From the entries below, tally how many lines contain "JSON" and report only that figure.

*** Extracted information ***

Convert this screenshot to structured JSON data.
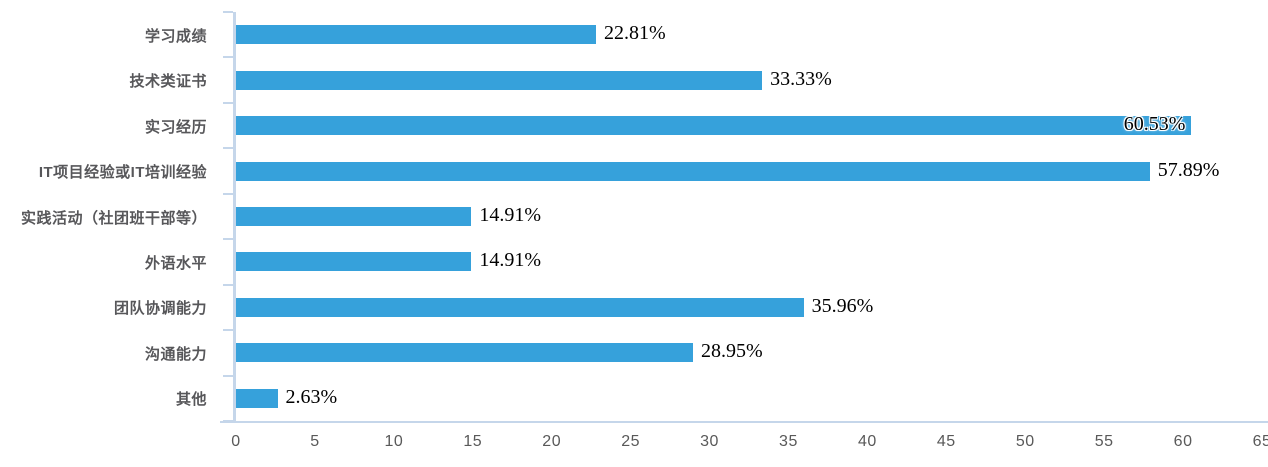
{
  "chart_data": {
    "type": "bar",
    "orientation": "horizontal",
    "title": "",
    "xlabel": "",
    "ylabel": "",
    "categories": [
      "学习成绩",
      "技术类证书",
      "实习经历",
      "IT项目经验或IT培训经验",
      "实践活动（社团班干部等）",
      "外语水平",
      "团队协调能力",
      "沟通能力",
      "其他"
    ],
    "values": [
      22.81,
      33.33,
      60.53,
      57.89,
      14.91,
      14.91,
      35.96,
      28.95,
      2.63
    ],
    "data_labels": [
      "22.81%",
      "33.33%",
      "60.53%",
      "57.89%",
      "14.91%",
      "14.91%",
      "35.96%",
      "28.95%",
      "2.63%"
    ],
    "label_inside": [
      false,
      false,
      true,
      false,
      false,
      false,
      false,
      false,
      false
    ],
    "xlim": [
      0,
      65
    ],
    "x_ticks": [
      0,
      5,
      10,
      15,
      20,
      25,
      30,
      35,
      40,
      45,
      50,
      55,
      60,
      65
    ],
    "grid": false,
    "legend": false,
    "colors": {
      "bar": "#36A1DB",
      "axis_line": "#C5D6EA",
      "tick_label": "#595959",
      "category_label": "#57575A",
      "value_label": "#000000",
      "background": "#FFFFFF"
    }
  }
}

***
*** Extracted information ***

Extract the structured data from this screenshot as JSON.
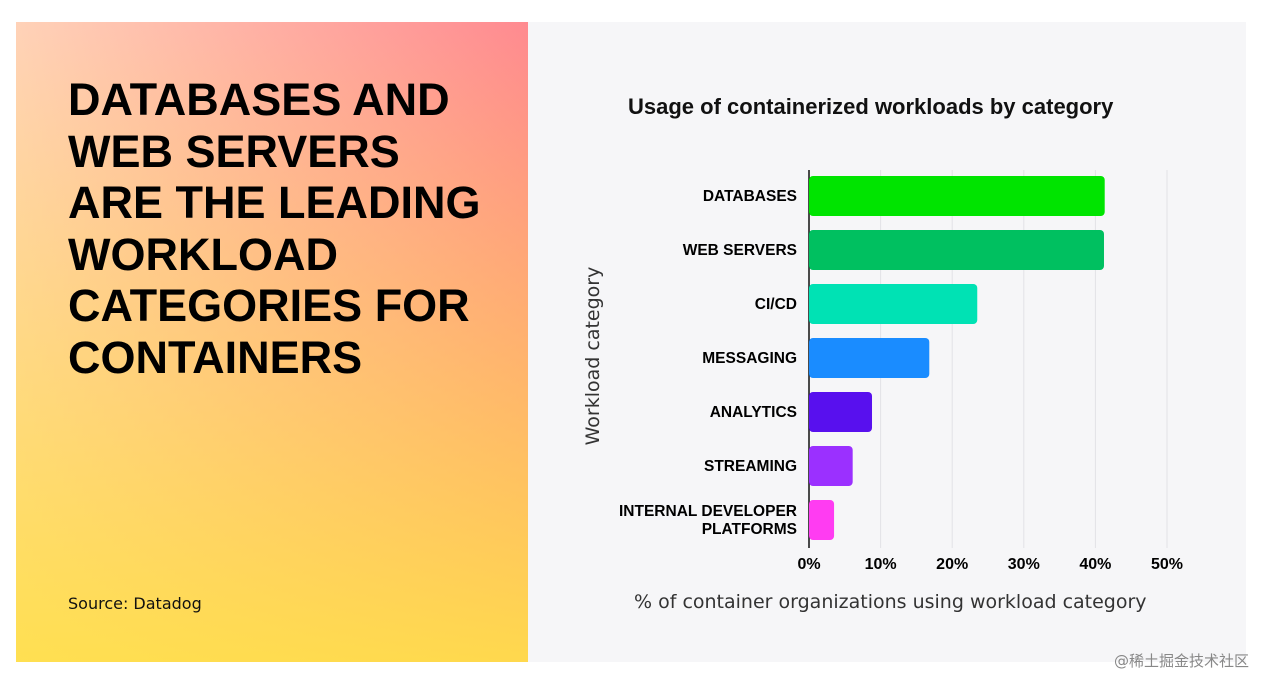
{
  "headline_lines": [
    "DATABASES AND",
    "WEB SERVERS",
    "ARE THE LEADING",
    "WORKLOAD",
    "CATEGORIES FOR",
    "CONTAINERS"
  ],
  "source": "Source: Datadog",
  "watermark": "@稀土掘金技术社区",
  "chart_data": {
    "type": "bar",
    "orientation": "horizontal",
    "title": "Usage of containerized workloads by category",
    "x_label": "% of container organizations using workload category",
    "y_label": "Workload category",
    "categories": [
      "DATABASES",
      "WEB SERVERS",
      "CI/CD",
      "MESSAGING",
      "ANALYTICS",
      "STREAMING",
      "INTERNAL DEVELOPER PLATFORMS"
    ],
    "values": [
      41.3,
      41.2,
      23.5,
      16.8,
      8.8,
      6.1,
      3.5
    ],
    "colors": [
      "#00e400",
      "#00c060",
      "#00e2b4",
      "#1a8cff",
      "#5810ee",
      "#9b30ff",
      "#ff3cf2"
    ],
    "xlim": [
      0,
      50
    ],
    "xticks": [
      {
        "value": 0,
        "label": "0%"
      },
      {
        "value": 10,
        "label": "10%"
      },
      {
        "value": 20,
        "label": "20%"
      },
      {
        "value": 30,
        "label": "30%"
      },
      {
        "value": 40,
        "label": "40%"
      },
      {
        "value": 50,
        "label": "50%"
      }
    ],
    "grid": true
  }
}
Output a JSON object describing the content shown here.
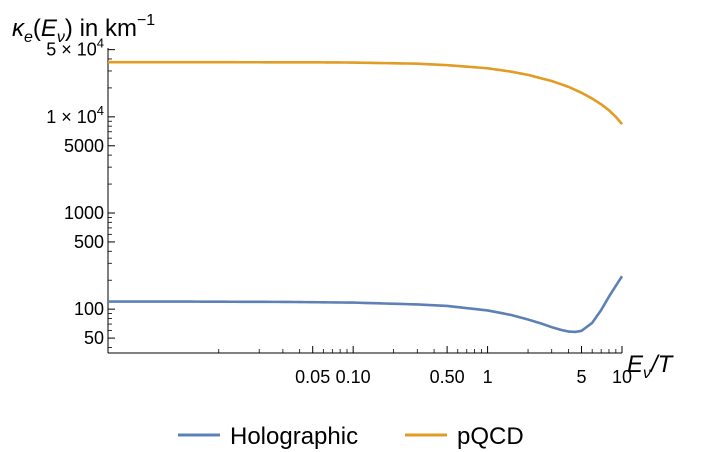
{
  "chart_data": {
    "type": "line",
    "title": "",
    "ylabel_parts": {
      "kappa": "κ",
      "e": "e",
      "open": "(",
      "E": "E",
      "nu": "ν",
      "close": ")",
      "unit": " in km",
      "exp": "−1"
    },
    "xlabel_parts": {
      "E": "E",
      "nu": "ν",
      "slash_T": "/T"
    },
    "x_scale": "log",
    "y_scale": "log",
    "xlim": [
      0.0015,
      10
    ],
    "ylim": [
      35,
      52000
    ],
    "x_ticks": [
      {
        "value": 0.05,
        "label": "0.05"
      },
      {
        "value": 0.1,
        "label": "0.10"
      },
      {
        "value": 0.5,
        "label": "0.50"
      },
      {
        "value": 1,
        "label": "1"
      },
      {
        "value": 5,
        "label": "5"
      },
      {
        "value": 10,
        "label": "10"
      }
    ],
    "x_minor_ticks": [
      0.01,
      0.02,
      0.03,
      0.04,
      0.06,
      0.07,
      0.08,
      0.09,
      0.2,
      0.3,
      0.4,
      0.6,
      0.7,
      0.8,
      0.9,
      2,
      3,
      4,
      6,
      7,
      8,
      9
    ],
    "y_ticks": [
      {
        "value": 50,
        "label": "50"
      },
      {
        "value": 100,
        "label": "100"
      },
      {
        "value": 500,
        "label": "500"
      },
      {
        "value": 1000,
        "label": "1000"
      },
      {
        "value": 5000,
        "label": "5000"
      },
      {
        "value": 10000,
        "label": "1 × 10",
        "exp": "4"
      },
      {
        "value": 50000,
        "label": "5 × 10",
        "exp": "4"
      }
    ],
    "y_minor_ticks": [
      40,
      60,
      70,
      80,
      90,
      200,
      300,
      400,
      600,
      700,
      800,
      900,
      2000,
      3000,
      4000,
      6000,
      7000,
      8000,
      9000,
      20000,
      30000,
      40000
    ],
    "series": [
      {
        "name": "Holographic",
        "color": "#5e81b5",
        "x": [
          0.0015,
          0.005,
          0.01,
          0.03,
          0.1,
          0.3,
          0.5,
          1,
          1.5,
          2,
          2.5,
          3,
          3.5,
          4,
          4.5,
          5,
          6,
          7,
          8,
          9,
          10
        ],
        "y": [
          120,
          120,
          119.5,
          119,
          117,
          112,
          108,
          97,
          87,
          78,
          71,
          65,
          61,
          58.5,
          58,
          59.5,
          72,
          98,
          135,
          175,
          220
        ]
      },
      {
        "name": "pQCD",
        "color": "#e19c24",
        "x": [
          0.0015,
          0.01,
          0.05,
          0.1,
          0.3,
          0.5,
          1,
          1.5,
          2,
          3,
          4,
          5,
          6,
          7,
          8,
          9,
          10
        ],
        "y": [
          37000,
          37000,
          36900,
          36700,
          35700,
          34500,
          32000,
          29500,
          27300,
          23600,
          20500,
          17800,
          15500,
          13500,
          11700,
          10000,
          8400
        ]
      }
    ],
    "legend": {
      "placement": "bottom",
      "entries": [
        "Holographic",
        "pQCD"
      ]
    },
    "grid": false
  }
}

***

> _Solution_
3